▸ Exercise goal
Your task is to transcribe the data in full.

━━━━━ Data to use

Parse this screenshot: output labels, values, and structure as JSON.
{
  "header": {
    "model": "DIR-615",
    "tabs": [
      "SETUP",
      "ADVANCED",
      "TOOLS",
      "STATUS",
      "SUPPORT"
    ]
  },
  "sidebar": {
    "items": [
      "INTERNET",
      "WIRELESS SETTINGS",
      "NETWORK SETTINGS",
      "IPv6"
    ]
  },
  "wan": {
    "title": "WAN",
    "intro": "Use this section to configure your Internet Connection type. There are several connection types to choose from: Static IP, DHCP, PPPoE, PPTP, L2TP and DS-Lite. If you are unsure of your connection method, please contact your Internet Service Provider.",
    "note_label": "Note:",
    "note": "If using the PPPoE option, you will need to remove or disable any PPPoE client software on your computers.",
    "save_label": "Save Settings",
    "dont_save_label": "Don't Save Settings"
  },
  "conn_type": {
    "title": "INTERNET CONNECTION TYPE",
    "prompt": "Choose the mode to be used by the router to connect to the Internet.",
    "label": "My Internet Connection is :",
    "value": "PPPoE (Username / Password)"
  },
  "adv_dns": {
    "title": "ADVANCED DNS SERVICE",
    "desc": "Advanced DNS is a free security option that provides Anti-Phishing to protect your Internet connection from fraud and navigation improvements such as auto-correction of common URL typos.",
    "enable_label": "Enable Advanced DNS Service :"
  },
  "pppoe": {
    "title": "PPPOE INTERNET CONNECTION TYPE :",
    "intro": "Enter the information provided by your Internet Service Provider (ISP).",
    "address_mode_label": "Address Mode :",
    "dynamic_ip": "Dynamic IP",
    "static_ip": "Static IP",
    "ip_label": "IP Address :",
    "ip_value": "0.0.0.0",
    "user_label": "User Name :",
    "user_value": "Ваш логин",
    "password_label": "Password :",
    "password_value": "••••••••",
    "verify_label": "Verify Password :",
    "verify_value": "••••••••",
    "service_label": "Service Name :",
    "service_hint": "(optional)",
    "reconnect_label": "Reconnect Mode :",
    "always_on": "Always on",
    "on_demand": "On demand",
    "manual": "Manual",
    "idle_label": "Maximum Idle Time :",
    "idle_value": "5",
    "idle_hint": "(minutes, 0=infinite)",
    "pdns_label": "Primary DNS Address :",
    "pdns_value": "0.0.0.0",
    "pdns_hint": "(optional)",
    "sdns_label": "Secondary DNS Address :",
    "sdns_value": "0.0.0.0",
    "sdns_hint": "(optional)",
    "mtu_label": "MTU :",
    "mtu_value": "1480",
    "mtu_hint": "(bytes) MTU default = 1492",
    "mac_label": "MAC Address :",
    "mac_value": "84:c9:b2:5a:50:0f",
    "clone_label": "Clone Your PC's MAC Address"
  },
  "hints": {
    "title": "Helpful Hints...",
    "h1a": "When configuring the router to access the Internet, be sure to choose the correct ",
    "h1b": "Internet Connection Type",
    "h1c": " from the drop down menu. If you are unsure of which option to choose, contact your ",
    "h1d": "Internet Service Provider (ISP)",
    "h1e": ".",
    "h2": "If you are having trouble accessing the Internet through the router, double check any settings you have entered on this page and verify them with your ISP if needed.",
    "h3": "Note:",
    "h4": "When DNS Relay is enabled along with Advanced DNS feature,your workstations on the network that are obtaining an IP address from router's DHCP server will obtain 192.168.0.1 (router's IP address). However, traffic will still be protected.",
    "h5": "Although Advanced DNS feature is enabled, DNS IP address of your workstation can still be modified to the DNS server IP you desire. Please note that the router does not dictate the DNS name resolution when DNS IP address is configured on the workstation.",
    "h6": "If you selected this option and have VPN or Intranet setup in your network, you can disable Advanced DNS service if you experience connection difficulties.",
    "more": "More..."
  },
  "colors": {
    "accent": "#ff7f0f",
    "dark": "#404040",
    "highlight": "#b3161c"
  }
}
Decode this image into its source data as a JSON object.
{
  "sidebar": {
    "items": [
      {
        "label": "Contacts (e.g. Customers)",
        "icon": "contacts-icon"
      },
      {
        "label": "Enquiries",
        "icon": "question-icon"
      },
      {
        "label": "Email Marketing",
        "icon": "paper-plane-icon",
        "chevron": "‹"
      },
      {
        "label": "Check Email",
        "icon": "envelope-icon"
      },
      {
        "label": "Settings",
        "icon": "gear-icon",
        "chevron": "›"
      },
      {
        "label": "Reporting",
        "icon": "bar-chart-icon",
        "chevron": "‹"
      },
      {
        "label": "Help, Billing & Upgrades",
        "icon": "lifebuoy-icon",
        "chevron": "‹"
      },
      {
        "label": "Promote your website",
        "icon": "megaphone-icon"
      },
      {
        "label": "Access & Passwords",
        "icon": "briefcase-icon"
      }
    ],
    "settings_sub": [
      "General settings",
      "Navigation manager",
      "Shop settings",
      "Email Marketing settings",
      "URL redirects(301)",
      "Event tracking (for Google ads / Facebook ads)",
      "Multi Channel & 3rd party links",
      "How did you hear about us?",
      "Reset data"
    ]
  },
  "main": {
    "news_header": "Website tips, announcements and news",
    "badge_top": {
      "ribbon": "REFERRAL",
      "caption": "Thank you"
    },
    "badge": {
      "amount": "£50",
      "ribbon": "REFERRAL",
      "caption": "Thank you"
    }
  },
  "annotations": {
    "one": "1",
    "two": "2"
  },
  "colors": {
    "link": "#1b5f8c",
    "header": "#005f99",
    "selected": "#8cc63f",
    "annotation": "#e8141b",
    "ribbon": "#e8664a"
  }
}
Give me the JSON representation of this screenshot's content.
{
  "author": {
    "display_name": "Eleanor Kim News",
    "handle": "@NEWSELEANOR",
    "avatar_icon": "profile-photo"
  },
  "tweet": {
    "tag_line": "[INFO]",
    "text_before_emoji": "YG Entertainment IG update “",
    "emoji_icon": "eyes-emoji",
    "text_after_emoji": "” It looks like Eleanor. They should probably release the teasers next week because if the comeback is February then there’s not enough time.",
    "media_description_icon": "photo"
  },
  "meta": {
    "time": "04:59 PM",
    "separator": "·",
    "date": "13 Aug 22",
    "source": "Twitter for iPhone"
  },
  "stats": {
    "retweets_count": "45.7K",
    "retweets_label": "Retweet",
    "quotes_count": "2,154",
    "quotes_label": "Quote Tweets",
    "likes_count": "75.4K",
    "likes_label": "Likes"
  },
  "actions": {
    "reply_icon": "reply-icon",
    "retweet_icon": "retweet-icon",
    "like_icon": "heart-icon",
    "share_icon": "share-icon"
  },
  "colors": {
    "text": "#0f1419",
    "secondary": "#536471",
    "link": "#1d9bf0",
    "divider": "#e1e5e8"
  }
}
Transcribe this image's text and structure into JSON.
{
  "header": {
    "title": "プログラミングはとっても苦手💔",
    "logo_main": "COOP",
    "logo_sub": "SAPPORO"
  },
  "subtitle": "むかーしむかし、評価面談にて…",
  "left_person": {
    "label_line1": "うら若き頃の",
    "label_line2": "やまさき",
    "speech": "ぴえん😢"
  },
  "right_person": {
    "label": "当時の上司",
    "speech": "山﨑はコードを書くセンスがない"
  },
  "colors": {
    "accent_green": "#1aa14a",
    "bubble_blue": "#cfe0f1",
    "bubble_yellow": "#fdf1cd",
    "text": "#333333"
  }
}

━━━━━━━━━━

▸ Response to this exercise
Parse this screenshot: output labels, values, and structure as JSON.
{
  "header": {
    "model": "DIR-615",
    "tabs": [
      "SETUP",
      "ADVANCED",
      "TOOLS",
      "STATUS",
      "SUPPORT"
    ]
  },
  "sidebar": {
    "items": [
      "INTERNET",
      "WIRELESS SETTINGS",
      "NETWORK SETTINGS",
      "IPv6"
    ]
  },
  "wan": {
    "title": "WAN",
    "intro": "Use this section to configure your Internet Connection type. There are several connection types to choose from: Static IP, DHCP, PPPoE, PPTP, L2TP and DS-Lite. If you are unsure of your connection method, please contact your Internet Service Provider.",
    "note_label": "Note:",
    "note": "If using the PPPoE option, you will need to remove or disable any PPPoE client software on your computers.",
    "save_label": "Save Settings",
    "dont_save_label": "Don't Save Settings"
  },
  "conn_type": {
    "title": "INTERNET CONNECTION TYPE",
    "prompt": "Choose the mode to be used by the router to connect to the Internet.",
    "label": "My Internet Connection is :",
    "value": "PPPoE (Username / Password)"
  },
  "adv_dns": {
    "title": "ADVANCED DNS SERVICE",
    "desc": "Advanced DNS is a free security option that provides Anti-Phishing to protect your Internet connection from fraud and navigation improvements such as auto-correction of common URL typos.",
    "enable_label": "Enable Advanced DNS Service :"
  },
  "pppoe": {
    "title": "PPPOE INTERNET CONNECTION TYPE :",
    "intro": "Enter the information provided by your Internet Service Provider (ISP).",
    "address_mode_label": "Address Mode :",
    "dynamic_ip": "Dynamic IP",
    "static_ip": "Static IP",
    "ip_label": "IP Address :",
    "ip_value": "0.0.0.0",
    "user_label": "User Name :",
    "user_value": "Ваш логин",
    "password_label": "Password :",
    "password_value": "••••••••",
    "verify_label": "Verify Password :",
    "verify_value": "••••••••",
    "service_label": "Service Name :",
    "service_hint": "(optional)",
    "reconnect_label": "Reconnect Mode :",
    "always_on": "Always on",
    "on_demand": "On demand",
    "manual": "Manual",
    "idle_label": "Maximum Idle Time :",
    "idle_value": "5",
    "idle_hint": "(minutes, 0=infinite)",
    "pdns_label": "Primary DNS Address :",
    "pdns_value": "0.0.0.0",
    "pdns_hint": "(optional)",
    "sdns_label": "Secondary DNS Address :",
    "sdns_value": "0.0.0.0",
    "sdns_hint": "(optional)",
    "mtu_label": "MTU :",
    "mtu_value": "1480",
    "mtu_hint": "(bytes) MTU default = 1492",
    "mac_label": "MAC Address :",
    "mac_value": "84:c9:b2:5a:50:0f",
    "clone_label": "Clone Your PC's MAC Address"
  },
  "hints": {
    "title": "Helpful Hints...",
    "h1a": "When configuring the router to access the Internet, be sure to choose the correct ",
    "h1b": "Internet Connection Type",
    "h1c": " from the drop down menu. If you are unsure of which option to choose, contact your ",
    "h1d": "Internet Service Provider (ISP)",
    "h1e": ".",
    "h2": "If you are having trouble accessing the Internet through the router, double check any settings you have entered on this page and verify them with your ISP if needed.",
    "h3": "Note:",
    "h4": "When DNS Relay is enabled along with Advanced DNS feature,your workstations on the network that are obtaining an IP address from router's DHCP server will obtain 192.168.0.1 (router's IP address). However, traffic will still be protected.",
    "h5": "Although Advanced DNS feature is enabled, DNS IP address of your workstation can still be modified to the DNS server IP you desire. Please note that the router does not dictate the DNS name resolution when DNS IP address is configured on the workstation.",
    "h6": "If you selected this option and have VPN or Intranet setup in your network, you can disable Advanced DNS service if you experience connection difficulties.",
    "more": "More..."
  },
  "colors": {
    "accent": "#ff7f0f",
    "dark": "#404040",
    "highlight": "#b3161c"
  }
}
Decode this image into its source data as a JSON object.
{
  "sidebar": {
    "items": [
      {
        "label": "Contacts (e.g. Customers)",
        "icon": "contacts-icon"
      },
      {
        "label": "Enquiries",
        "icon": "question-icon"
      },
      {
        "label": "Email Marketing",
        "icon": "paper-plane-icon",
        "chevron": "‹"
      },
      {
        "label": "Check Email",
        "icon": "envelope-icon"
      },
      {
        "label": "Settings",
        "icon": "gear-icon",
        "chevron": "›"
      },
      {
        "label": "Reporting",
        "icon": "bar-chart-icon",
        "chevron": "‹"
      },
      {
        "label": "Help, Billing & Upgrades",
        "icon": "lifebuoy-icon",
        "chevron": "‹"
      },
      {
        "label": "Promote your website",
        "icon": "megaphone-icon"
      },
      {
        "label": "Access & Passwords",
        "icon": "briefcase-icon"
      }
    ],
    "settings_sub": [
      "General settings",
      "Navigation manager",
      "Shop settings",
      "Email Marketing settings",
      "URL redirects(301)",
      "Event tracking (for Google ads / Facebook ads)",
      "Multi Channel & 3rd party links",
      "How did you hear about us?",
      "Reset data"
    ]
  },
  "main": {
    "news_header": "Website tips, announcements and news",
    "badge_top": {
      "ribbon": "REFERRAL",
      "caption": "Thank you"
    },
    "badge": {
      "amount": "£50",
      "ribbon": "REFERRAL",
      "caption": "Thank you"
    }
  },
  "annotations": {
    "one": "1",
    "two": "2"
  },
  "colors": {
    "link": "#1b5f8c",
    "header": "#005f99",
    "selected": "#8cc63f",
    "annotation": "#e8141b",
    "ribbon": "#e8664a"
  }
}
Give me the JSON representation of this screenshot's content.
{
  "author": {
    "display_name": "Eleanor Kim News",
    "handle": "@NEWSELEANOR",
    "avatar_icon": "profile-photo"
  },
  "tweet": {
    "tag_line": "[INFO]",
    "text_before_emoji": "YG Entertainment IG update “",
    "emoji_icon": "eyes-emoji",
    "text_after_emoji": "” It looks like Eleanor. They should probably release the teasers next week because if the comeback is February then there’s not enough time.",
    "media_description_icon": "photo"
  },
  "meta": {
    "time": "04:59 PM",
    "separator": "·",
    "date": "13 Aug 22",
    "source": "Twitter for iPhone"
  },
  "stats": {
    "retweets_count": "45.7K",
    "retweets_label": "Retweet",
    "quotes_count": "2,154",
    "quotes_label": "Quote Tweets",
    "likes_count": "75.4K",
    "likes_label": "Likes"
  },
  "actions": {
    "reply_icon": "reply-icon",
    "retweet_icon": "retweet-icon",
    "like_icon": "heart-icon",
    "share_icon": "share-icon"
  },
  "colors": {
    "text": "#0f1419",
    "secondary": "#536471",
    "link": "#1d9bf0",
    "divider": "#e1e5e8"
  }
}
Transcribe this image's text and structure into JSON.
{
  "header": {
    "title": "プログラミングはとっても苦手💔",
    "logo_main": "COOP",
    "logo_sub": "SAPPORO"
  },
  "subtitle": "むかーしむかし、評価面談にて…",
  "left_person": {
    "label_line1": "うら若き頃の",
    "label_line2": "やまさき",
    "speech": "ぴえん😢"
  },
  "right_person": {
    "label": "当時の上司",
    "speech": "山﨑はコードを書くセンスがない"
  },
  "colors": {
    "accent_green": "#1aa14a",
    "bubble_blue": "#cfe0f1",
    "bubble_yellow": "#fdf1cd",
    "text": "#333333"
  }
}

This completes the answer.